Short exercise.
Draw out every line with the word "bottom" from the listing below.

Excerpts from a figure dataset
>> Start
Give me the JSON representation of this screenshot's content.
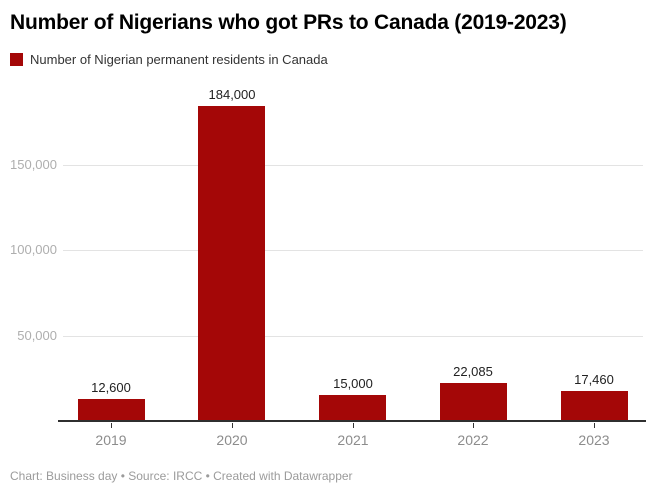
{
  "header": {
    "title": "Number of Nigerians who got PRs to Canada (2019-2023)"
  },
  "legend": {
    "label": "Number of Nigerian permanent residents in Canada",
    "swatch_color": "#a40707"
  },
  "footer": {
    "text": "Chart: Business day • Source: IRCC • Created with Datawrapper"
  },
  "chart_data": {
    "type": "bar",
    "title": "Number of Nigerians who got PRs to Canada (2019-2023)",
    "series_name": "Number of Nigerian permanent residents in Canada",
    "categories": [
      "2019",
      "2020",
      "2021",
      "2022",
      "2023"
    ],
    "values": [
      12600,
      184000,
      15000,
      22085,
      17460
    ],
    "value_labels": [
      "12,600",
      "184,000",
      "15,000",
      "22,085",
      "17,460"
    ],
    "y_ticks": [
      50000,
      100000,
      150000
    ],
    "y_tick_labels": [
      "50,000",
      "100,000",
      "150,000"
    ],
    "ylim": [
      0,
      195000
    ],
    "xlabel": "",
    "ylabel": "",
    "grid": "horizontal",
    "legend_position": "top-left",
    "bar_color": "#a40707",
    "axis_text_color": "#8c8c8c",
    "gridline_color": "#e3e3e3"
  }
}
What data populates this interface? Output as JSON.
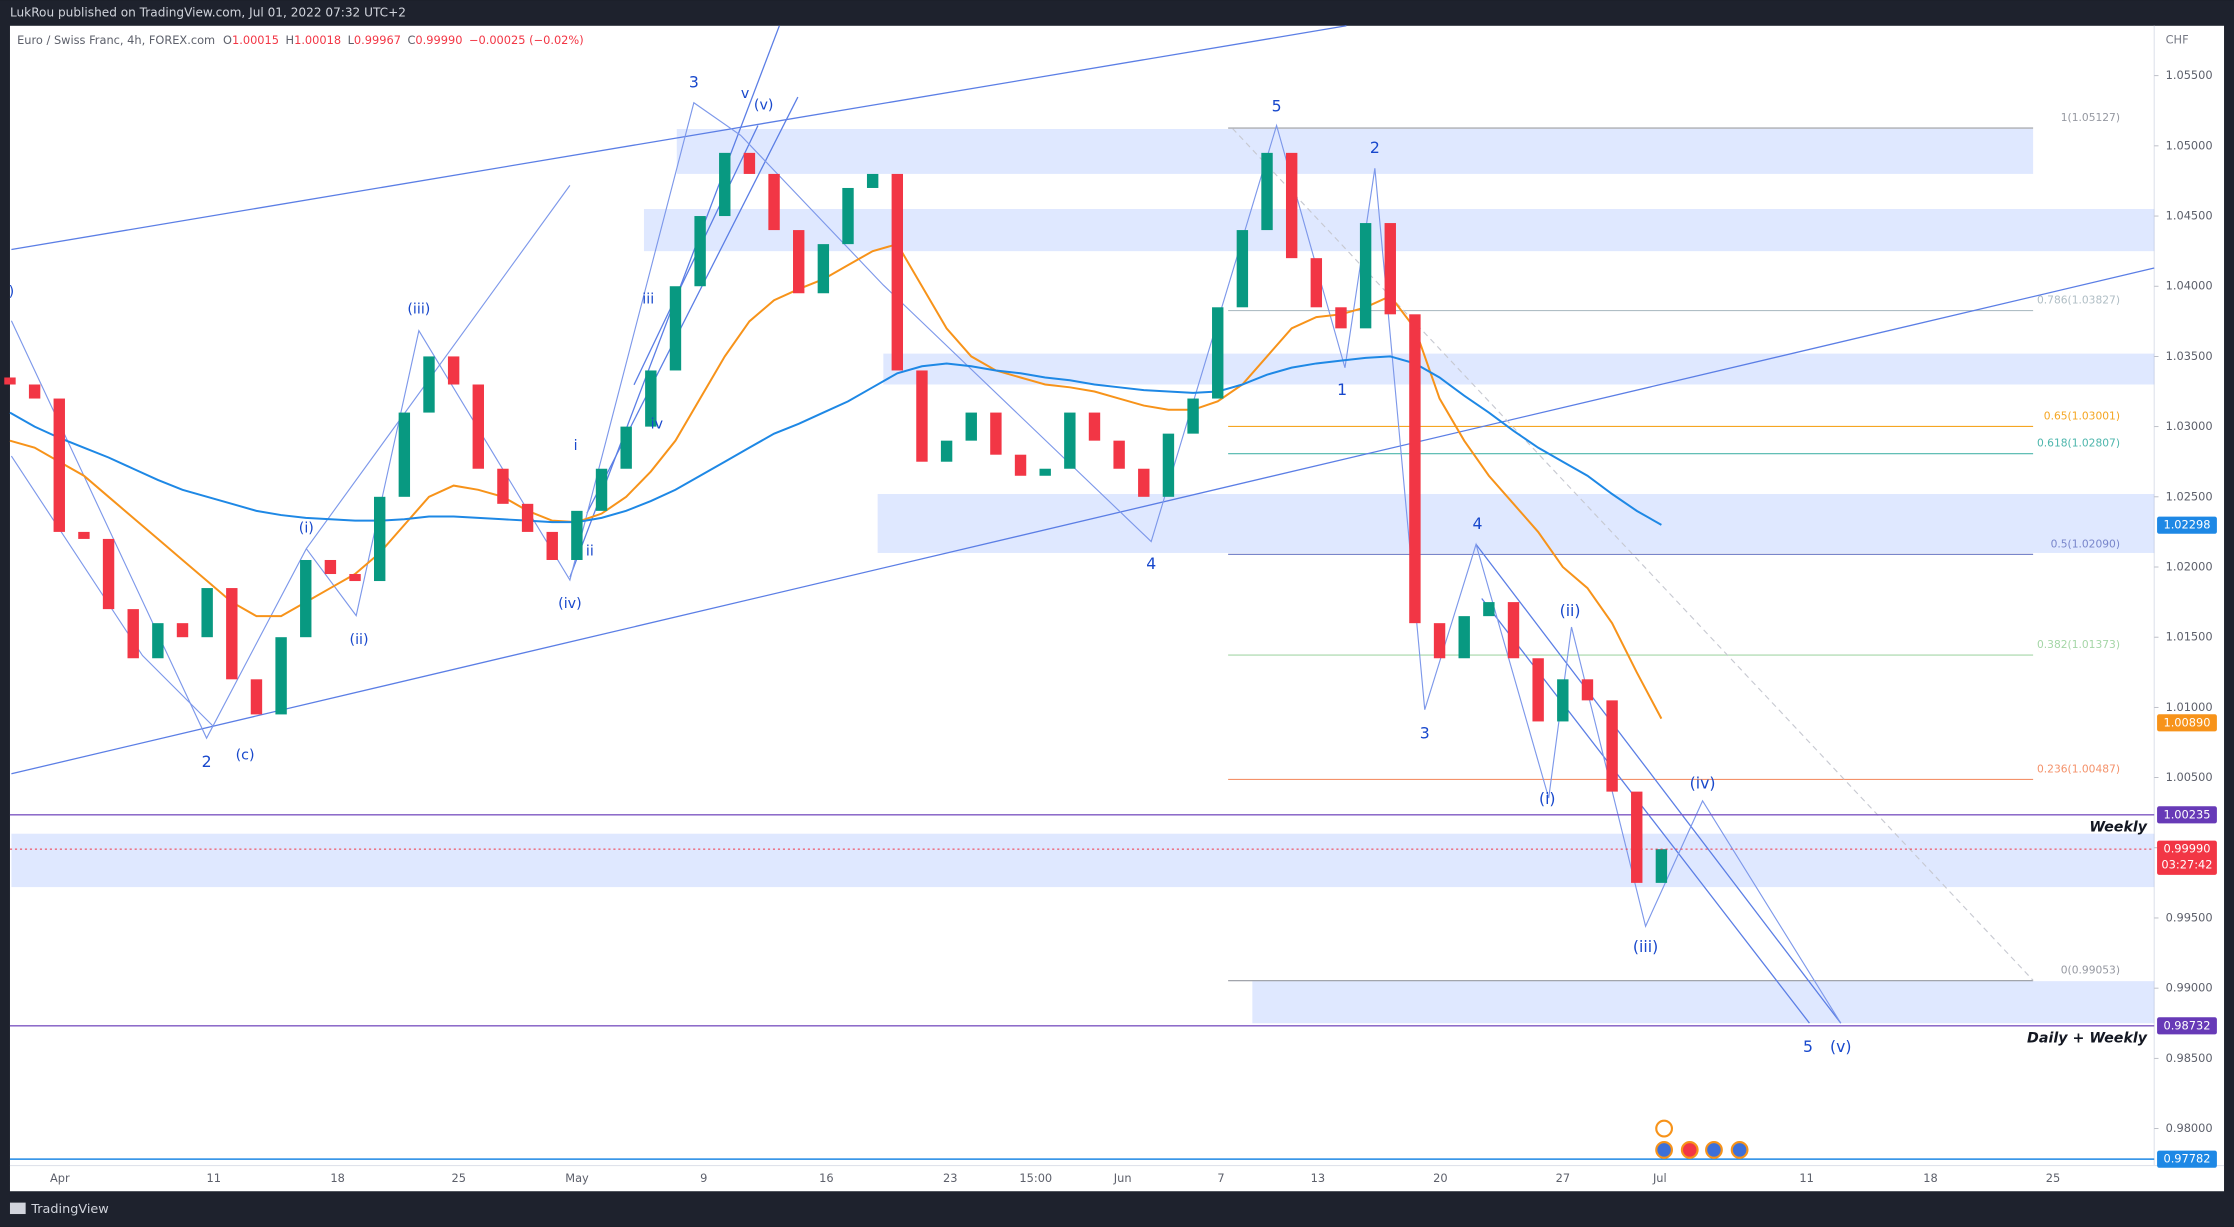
{
  "header": {
    "publisher": "LukRou published on TradingView.com, Jul 01, 2022 07:32 UTC+2"
  },
  "symbol": {
    "name": "Euro / Swiss Franc, 4h, FOREX.com",
    "o_label": "O",
    "o": "1.00015",
    "h_label": "H",
    "h": "1.00018",
    "l_label": "L",
    "l": "0.99967",
    "c_label": "C",
    "c": "0.99990",
    "change": "−0.00025 (−0.02%)"
  },
  "axis_unit": "CHF",
  "yticks": [
    {
      "value": 1.055,
      "label": "1.05500"
    },
    {
      "value": 1.05,
      "label": "1.05000"
    },
    {
      "value": 1.045,
      "label": "1.04500"
    },
    {
      "value": 1.04,
      "label": "1.04000"
    },
    {
      "value": 1.035,
      "label": "1.03500"
    },
    {
      "value": 1.03,
      "label": "1.03000"
    },
    {
      "value": 1.025,
      "label": "1.02500"
    },
    {
      "value": 1.02,
      "label": "1.02000"
    },
    {
      "value": 1.015,
      "label": "1.01500"
    },
    {
      "value": 1.01,
      "label": "1.01000"
    },
    {
      "value": 1.005,
      "label": "1.00500"
    },
    {
      "value": 1.0,
      "label": "1.00000"
    },
    {
      "value": 0.995,
      "label": "0.99500"
    },
    {
      "value": 0.99,
      "label": "0.99000"
    },
    {
      "value": 0.985,
      "label": "0.98500"
    },
    {
      "value": 0.98,
      "label": "0.98000"
    }
  ],
  "time_axis": [
    "Apr",
    "11",
    "18",
    "25",
    "May",
    "9",
    "16",
    "23",
    "15:00",
    "Jun",
    "7",
    "13",
    "20",
    "27",
    "Jul",
    "11",
    "18",
    "25"
  ],
  "price_action": {
    "first_open": 1.0335,
    "closes": [
      1.033,
      1.032,
      1.0225,
      1.022,
      1.017,
      1.0135,
      1.016,
      1.015,
      1.0185,
      1.012,
      1.0095,
      1.015,
      1.0205,
      1.0195,
      1.019,
      1.025,
      1.031,
      1.035,
      1.033,
      1.027,
      1.0245,
      1.0225,
      1.0205,
      1.024,
      1.027,
      1.03,
      1.034,
      1.04,
      1.045,
      1.0495,
      1.048,
      1.044,
      1.0395,
      1.043,
      1.047,
      1.048,
      1.034,
      1.0275,
      1.029,
      1.031,
      1.028,
      1.0265,
      1.027,
      1.031,
      1.029,
      1.027,
      1.025,
      1.0295,
      1.032,
      1.0385,
      1.044,
      1.0495,
      1.042,
      1.0385,
      1.037,
      1.0445,
      1.038,
      1.016,
      1.0135,
      1.0165,
      1.0175,
      1.0135,
      1.009,
      1.012,
      1.0105,
      1.004,
      0.9975,
      0.9999
    ],
    "up_color": "#089981",
    "down_color": "#f23645"
  },
  "moving_averages": [
    {
      "color": "#f7931a",
      "values": [
        1.029,
        1.0285,
        1.0275,
        1.0265,
        1.025,
        1.0235,
        1.022,
        1.0205,
        1.019,
        1.0175,
        1.0165,
        1.0165,
        1.0175,
        1.0185,
        1.0195,
        1.021,
        1.023,
        1.025,
        1.0258,
        1.0255,
        1.025,
        1.024,
        1.0233,
        1.0232,
        1.0238,
        1.025,
        1.0268,
        1.029,
        1.032,
        1.035,
        1.0375,
        1.039,
        1.0398,
        1.0405,
        1.0415,
        1.0425,
        1.043,
        1.04,
        1.037,
        1.035,
        1.034,
        1.0335,
        1.033,
        1.0328,
        1.0325,
        1.032,
        1.0315,
        1.0312,
        1.0312,
        1.0318,
        1.033,
        1.035,
        1.037,
        1.0378,
        1.038,
        1.0385,
        1.0393,
        1.037,
        1.032,
        1.029,
        1.0265,
        1.0245,
        1.0225,
        1.02,
        1.0185,
        1.016,
        1.0125,
        1.0092
      ]
    },
    {
      "color": "#1e88e5",
      "values": [
        1.031,
        1.03,
        1.0292,
        1.0285,
        1.0278,
        1.027,
        1.0262,
        1.0255,
        1.025,
        1.0245,
        1.024,
        1.0237,
        1.0235,
        1.0234,
        1.0233,
        1.0233,
        1.0234,
        1.0236,
        1.0236,
        1.0235,
        1.0234,
        1.0233,
        1.0232,
        1.0232,
        1.0235,
        1.024,
        1.0247,
        1.0255,
        1.0265,
        1.0275,
        1.0285,
        1.0295,
        1.0302,
        1.031,
        1.0318,
        1.0328,
        1.0338,
        1.0343,
        1.0345,
        1.0343,
        1.034,
        1.0338,
        1.0335,
        1.0333,
        1.033,
        1.0328,
        1.0326,
        1.0325,
        1.0324,
        1.0325,
        1.033,
        1.0337,
        1.0342,
        1.0345,
        1.0347,
        1.0349,
        1.035,
        1.0345,
        1.0335,
        1.0322,
        1.031,
        1.0297,
        1.0285,
        1.0275,
        1.0265,
        1.0252,
        1.024,
        1.023
      ]
    }
  ],
  "zones": [
    {
      "top": 1.0512,
      "bottom": 1.048
    },
    {
      "top": 1.0455,
      "bottom": 1.0425
    },
    {
      "top": 1.0352,
      "bottom": 1.033
    },
    {
      "top": 1.0252,
      "bottom": 1.021
    },
    {
      "top": 1.001,
      "bottom": 0.9972
    },
    {
      "top": 0.9905,
      "bottom": 0.9875
    }
  ],
  "fib_levels": [
    {
      "value": 1.05127,
      "label": "1(1.05127)",
      "color": "#9598a1"
    },
    {
      "value": 1.03827,
      "label": "0.786(1.03827)",
      "color": "#b0bec5"
    },
    {
      "value": 1.03001,
      "label": "0.65(1.03001)",
      "color": "#f5a623"
    },
    {
      "value": 1.02807,
      "label": "0.618(1.02807)",
      "color": "#4db6ac"
    },
    {
      "value": 1.0209,
      "label": "0.5(1.02090)",
      "color": "#7986cb"
    },
    {
      "value": 1.01373,
      "label": "0.382(1.01373)",
      "color": "#a5d6a7"
    },
    {
      "value": 1.00487,
      "label": "0.236(1.00487)",
      "color": "#f4926b"
    },
    {
      "value": 0.99053,
      "label": "0(0.99053)",
      "color": "#9598a1"
    }
  ],
  "levels": [
    {
      "value": 1.00235,
      "label": "Weekly",
      "color": "#7e57c2"
    },
    {
      "value": 0.98732,
      "label": "Daily + Weekly",
      "color": "#7e57c2"
    }
  ],
  "price_tags": [
    {
      "value": 1.02298,
      "label": "1.02298",
      "color": "#1e88e5"
    },
    {
      "value": 1.0089,
      "label": "1.00890",
      "color": "#f7931a"
    },
    {
      "value": 1.00235,
      "label": "1.00235",
      "color": "#673ab7"
    },
    {
      "value": 0.9999,
      "label": "0.99990",
      "color": "#f23645",
      "countdown": "03:27:42"
    },
    {
      "value": 0.98732,
      "label": "0.98732",
      "color": "#673ab7"
    },
    {
      "value": 0.97782,
      "label": "0.97782",
      "color": "#1e88e5",
      "line": true
    }
  ],
  "wave_labels": [
    ")",
    "2",
    "(c)",
    "(i)",
    "(ii)",
    "(iii)",
    "(iv)",
    "i",
    "ii",
    "iii",
    "iv",
    "3",
    "v",
    "(v)",
    "4",
    "5",
    "2",
    "1",
    "3",
    "4",
    "(ii)",
    "(i)",
    "(iv)",
    "(iii)",
    "5",
    "(v)"
  ],
  "footer": {
    "brand": "TradingView"
  }
}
>> End
Written response.
      "bottom": 1.048
      "bottom": 1.0425
      "bottom": 1.033
      "bottom": 1.021
      "bottom": 0.9972
      "bottom": 0.9875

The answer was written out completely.